#### Exercise directions
Show all lines from the data that include the word "Labor".

════

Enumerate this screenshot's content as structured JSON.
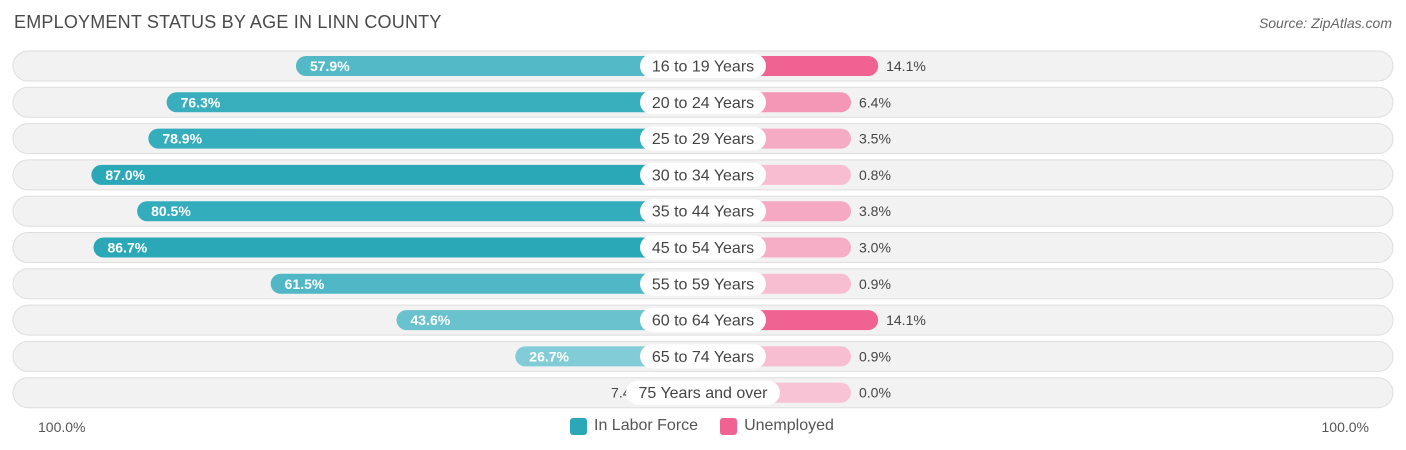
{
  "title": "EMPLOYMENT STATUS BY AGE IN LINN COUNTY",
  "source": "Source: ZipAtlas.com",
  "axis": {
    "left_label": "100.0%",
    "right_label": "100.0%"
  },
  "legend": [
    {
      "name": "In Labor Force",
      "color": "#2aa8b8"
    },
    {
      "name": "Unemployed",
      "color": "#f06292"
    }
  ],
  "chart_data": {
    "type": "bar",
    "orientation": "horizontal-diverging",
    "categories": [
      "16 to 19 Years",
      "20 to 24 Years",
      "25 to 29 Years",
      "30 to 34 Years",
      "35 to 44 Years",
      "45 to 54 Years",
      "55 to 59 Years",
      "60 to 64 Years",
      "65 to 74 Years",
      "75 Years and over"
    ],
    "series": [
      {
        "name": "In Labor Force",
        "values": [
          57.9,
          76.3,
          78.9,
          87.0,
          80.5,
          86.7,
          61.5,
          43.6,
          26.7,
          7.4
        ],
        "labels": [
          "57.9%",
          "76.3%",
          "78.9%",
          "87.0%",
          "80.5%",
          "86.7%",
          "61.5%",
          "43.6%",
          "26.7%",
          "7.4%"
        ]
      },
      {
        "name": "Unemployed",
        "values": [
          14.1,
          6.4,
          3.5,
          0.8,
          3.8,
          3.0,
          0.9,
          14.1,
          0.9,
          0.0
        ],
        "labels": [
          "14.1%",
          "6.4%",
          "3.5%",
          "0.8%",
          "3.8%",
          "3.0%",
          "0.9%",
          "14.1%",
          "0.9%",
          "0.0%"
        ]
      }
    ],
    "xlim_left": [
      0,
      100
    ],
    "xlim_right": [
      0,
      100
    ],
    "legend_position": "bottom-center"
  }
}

════

#### In response
      "name": "In Labor Force",
        "name": "In Labor Force",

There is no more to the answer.